Exercise:
Report every line in the listing that contains the string "Basically".

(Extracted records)
-- begin --
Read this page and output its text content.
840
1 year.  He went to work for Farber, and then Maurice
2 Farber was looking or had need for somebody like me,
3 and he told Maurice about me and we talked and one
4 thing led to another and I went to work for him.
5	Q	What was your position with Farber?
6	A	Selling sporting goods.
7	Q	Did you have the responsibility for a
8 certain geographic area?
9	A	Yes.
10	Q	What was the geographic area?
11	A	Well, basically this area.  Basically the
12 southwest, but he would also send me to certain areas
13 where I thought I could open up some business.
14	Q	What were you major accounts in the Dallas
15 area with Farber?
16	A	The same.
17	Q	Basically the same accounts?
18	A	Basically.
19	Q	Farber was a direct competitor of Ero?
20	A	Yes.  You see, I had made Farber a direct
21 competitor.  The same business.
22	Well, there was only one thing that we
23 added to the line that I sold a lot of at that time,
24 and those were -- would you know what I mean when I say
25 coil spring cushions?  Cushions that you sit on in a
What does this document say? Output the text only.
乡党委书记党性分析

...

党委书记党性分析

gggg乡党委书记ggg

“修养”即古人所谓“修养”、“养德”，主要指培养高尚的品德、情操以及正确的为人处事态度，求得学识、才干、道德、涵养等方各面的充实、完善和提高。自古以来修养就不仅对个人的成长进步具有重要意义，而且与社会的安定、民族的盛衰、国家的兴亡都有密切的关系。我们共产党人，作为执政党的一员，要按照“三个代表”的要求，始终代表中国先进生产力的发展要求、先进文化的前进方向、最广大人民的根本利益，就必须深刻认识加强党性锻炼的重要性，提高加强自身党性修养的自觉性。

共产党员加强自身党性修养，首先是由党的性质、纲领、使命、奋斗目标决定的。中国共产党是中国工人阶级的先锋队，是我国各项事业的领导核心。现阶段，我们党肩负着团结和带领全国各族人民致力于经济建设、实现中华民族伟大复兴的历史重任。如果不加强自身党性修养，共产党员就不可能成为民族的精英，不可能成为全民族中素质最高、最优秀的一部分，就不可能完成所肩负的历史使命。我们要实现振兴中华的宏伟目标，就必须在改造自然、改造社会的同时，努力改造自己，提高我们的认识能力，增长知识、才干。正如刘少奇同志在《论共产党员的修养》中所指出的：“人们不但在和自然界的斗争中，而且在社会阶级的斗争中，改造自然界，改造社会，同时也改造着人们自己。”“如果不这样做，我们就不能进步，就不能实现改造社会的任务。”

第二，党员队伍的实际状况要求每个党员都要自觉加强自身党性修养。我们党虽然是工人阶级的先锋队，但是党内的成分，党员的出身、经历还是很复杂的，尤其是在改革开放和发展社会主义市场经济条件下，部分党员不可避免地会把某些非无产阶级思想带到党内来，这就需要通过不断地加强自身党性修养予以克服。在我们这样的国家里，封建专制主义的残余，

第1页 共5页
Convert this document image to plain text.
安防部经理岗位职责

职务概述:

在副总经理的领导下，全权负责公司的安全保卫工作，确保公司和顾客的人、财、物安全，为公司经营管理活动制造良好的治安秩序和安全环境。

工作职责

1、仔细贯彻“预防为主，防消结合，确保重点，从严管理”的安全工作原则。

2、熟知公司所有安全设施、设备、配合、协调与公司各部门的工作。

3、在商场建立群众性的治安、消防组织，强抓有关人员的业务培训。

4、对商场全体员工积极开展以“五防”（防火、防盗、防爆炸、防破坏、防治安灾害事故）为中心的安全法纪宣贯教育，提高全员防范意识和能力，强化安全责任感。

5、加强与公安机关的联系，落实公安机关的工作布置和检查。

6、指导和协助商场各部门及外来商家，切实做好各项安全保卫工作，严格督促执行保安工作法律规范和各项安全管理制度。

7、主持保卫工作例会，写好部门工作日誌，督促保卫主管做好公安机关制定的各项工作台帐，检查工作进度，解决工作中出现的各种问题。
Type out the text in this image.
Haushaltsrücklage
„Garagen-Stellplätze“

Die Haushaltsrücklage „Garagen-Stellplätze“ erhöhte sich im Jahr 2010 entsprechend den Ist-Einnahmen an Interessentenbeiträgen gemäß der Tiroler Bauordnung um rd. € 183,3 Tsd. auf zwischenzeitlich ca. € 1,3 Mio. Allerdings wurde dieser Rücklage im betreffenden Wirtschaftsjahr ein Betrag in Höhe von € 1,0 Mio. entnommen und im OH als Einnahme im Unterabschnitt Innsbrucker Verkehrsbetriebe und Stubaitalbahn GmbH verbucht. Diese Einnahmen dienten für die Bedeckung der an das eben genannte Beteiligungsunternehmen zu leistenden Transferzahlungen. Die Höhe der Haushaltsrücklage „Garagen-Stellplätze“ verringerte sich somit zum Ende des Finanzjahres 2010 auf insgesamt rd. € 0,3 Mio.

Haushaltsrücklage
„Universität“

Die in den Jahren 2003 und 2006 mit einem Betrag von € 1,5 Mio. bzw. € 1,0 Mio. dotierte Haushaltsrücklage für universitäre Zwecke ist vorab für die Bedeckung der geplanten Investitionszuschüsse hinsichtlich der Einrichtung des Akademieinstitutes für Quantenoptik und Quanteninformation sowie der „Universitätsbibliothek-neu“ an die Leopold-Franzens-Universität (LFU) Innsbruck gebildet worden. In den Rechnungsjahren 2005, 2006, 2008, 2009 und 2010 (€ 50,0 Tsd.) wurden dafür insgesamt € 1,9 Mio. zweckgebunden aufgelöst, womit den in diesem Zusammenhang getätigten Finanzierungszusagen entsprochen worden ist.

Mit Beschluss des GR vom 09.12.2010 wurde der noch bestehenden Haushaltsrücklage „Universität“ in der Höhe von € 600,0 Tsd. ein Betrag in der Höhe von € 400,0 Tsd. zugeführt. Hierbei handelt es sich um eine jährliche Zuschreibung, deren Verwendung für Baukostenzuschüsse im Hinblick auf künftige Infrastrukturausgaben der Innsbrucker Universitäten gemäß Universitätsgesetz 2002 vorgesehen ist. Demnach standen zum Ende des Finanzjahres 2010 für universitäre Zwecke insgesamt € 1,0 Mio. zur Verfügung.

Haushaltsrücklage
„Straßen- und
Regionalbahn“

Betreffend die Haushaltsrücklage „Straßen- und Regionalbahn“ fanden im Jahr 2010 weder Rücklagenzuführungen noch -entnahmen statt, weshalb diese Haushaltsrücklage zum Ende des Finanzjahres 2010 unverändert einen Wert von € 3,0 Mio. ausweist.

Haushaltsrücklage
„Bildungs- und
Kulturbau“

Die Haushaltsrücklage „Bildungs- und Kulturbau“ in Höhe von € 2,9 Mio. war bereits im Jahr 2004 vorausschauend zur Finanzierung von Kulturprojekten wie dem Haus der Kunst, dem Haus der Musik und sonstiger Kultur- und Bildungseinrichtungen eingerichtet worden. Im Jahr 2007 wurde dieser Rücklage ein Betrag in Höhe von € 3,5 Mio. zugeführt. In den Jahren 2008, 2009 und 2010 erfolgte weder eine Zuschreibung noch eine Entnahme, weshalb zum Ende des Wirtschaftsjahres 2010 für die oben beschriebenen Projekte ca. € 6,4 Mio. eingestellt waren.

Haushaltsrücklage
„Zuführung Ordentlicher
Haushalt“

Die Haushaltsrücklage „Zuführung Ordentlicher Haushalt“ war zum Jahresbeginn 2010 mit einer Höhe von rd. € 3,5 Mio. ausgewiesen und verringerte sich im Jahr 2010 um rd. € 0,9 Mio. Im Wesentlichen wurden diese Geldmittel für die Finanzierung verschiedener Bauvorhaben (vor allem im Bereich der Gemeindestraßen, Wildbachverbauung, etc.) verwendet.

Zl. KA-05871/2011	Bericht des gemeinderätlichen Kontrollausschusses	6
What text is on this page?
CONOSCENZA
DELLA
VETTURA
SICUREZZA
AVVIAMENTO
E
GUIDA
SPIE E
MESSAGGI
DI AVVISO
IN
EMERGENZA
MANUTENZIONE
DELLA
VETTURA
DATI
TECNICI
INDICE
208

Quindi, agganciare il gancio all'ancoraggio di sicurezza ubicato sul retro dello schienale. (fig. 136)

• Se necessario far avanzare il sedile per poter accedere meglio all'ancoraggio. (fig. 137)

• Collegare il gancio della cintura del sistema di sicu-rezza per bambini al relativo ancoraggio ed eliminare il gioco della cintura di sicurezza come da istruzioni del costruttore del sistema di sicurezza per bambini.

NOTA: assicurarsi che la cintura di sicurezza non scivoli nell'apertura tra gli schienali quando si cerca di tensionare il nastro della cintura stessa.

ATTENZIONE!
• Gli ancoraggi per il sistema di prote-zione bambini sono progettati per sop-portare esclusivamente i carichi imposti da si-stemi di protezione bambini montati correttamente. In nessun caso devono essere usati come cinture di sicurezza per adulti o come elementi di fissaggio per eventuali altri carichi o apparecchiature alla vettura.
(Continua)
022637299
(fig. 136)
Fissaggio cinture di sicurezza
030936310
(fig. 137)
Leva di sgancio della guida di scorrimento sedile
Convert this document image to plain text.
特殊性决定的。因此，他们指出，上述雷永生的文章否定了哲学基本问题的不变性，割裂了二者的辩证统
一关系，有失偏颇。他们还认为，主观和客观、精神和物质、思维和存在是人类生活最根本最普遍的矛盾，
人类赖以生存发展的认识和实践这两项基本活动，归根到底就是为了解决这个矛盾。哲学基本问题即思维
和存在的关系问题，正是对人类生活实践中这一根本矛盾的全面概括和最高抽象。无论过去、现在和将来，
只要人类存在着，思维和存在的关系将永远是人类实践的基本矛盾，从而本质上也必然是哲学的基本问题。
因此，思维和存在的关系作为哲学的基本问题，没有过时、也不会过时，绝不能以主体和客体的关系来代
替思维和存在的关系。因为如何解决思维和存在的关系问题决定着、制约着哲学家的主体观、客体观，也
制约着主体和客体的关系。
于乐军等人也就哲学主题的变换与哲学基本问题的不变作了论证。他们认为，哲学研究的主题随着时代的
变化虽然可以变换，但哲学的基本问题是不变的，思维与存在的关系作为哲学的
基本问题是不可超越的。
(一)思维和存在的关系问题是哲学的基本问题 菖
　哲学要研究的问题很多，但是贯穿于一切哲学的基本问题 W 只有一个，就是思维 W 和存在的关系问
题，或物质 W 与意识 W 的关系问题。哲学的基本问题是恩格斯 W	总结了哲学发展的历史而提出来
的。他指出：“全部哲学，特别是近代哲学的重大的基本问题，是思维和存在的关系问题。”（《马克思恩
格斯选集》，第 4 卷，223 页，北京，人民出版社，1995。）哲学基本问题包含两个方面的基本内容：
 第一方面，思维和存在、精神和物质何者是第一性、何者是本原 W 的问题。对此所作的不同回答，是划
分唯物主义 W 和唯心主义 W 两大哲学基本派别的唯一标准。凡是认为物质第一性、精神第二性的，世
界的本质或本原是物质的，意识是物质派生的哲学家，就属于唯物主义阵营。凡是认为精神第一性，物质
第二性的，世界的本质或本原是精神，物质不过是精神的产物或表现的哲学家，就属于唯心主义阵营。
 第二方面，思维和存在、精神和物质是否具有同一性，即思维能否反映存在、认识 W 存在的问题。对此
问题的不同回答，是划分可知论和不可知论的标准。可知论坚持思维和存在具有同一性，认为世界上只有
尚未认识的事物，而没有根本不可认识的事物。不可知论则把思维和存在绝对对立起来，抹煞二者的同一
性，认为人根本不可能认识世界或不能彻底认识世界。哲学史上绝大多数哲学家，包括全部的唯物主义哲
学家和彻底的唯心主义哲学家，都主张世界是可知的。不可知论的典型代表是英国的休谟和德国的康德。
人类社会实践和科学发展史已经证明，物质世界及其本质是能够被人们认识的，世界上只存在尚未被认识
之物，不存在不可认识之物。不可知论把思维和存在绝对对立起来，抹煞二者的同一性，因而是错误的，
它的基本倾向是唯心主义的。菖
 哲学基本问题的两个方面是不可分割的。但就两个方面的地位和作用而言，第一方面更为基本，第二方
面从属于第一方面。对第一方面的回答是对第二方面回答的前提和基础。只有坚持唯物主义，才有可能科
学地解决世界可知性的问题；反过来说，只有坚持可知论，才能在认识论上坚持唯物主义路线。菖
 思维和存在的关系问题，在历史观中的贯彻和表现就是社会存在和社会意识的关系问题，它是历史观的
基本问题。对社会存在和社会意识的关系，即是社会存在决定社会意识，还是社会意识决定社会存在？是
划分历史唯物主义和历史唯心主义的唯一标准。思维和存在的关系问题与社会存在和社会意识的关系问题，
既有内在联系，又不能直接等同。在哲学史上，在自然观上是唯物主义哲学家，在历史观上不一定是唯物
-- end --
The result:
11	A	Well, basically this area.  Basically the
17	Q	Basically the same accounts?
18	A	Basically.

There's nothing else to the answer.